● Trecho da página:
'''

Recebi, minutos antes de me pôr a escrever estas linhas, da professora Graça Tostes (amiga de infância, aquele tempo feliz de nossas lembranças, num recanto feliz do Rio de Janeiro – o meu inesquecível bairro de Marechal Hermes), um interessante texto sobre o fim de algumas coisas muito importantes hoje: os correios, o cheque, o jornal, o livro, o telefone fixo e – pasmem, que eu fiquei pasmado! – a música. 

Gutemberg e a prensa


Há mais coisas, mas de menor peso no nosso quotidiano. Temos, todos os que lemos, um apreço inestimável pelo livro, considerado por muitos o mais perfeito design já concebido, pois preserva a mesma forma há cinco séculos. Mas quantos somos nós, os leitores, em todo o mundo? E ainda que, juntos, formemos uma percentagem pequena na humanidade viva, temos de admitir que somos muito mais hoje do que há 500 anos.

'''

● Ações necessárias:
1 – Segundo o trecho da página, há quanto tempo o livro preserva a mesma forma?
2 – Transcreva as linhas dos registros desde a primeira até a linha que contém "seat: Seat: 30F xyxy=(7,651,168,692)", incluindo as duas.

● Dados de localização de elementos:
'''

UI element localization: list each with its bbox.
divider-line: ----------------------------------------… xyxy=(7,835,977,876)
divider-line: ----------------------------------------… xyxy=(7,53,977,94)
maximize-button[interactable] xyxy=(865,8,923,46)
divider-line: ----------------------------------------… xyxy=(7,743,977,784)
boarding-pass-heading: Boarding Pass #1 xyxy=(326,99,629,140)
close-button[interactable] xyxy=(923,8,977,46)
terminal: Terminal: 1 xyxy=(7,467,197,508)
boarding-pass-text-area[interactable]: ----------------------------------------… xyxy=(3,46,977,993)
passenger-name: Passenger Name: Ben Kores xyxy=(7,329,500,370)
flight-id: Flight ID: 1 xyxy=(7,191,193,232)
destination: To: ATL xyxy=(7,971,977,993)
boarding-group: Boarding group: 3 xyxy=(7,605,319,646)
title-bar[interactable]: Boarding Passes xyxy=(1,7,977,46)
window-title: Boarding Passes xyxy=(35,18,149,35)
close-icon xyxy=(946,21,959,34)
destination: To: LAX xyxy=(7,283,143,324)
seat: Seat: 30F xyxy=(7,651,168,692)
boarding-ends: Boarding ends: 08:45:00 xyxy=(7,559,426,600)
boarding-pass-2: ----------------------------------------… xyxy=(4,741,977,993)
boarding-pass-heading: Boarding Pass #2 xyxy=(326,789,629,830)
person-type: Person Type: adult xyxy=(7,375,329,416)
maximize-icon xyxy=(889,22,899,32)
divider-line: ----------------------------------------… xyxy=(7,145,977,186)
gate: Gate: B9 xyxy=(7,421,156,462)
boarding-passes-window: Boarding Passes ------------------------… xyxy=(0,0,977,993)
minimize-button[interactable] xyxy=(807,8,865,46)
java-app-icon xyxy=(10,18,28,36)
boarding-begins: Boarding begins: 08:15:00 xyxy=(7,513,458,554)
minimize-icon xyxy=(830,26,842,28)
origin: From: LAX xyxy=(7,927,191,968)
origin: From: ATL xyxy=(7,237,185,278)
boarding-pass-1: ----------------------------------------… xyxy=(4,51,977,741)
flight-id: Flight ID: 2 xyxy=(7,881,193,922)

'''

● As soluções:
1 – Há cinco séculos.

2 –
UI element localization: list each with its bbox.
divider-line: ----------------------------------------… xyxy=(7,835,977,876)
divider-line: ----------------------------------------… xyxy=(7,53,977,94)
maximize-button[interactable] xyxy=(865,8,923,46)
divider-line: ----------------------------------------… xyxy=(7,743,977,784)
boarding-pass-heading: Boarding Pass #1 xyxy=(326,99,629,140)
close-button[interactable] xyxy=(923,8,977,46)
terminal: Terminal: 1 xyxy=(7,467,197,508)
boarding-pass-text-area[interactable]: ----------------------------------------… xyxy=(3,46,977,993)
passenger-name: Passenger Name: Ben Kores xyxy=(7,329,500,370)
flight-id: Flight ID: 1 xyxy=(7,191,193,232)
destination: To: ATL xyxy=(7,971,977,993)
boarding-group: Boarding group: 3 xyxy=(7,605,319,646)
title-bar[interactable]: Boarding Passes xyxy=(1,7,977,46)
window-title: Boarding Passes xyxy=(35,18,149,35)
close-icon xyxy=(946,21,959,34)
destination: To: LAX xyxy=(7,283,143,324)
seat: Seat: 30F xyxy=(7,651,168,692)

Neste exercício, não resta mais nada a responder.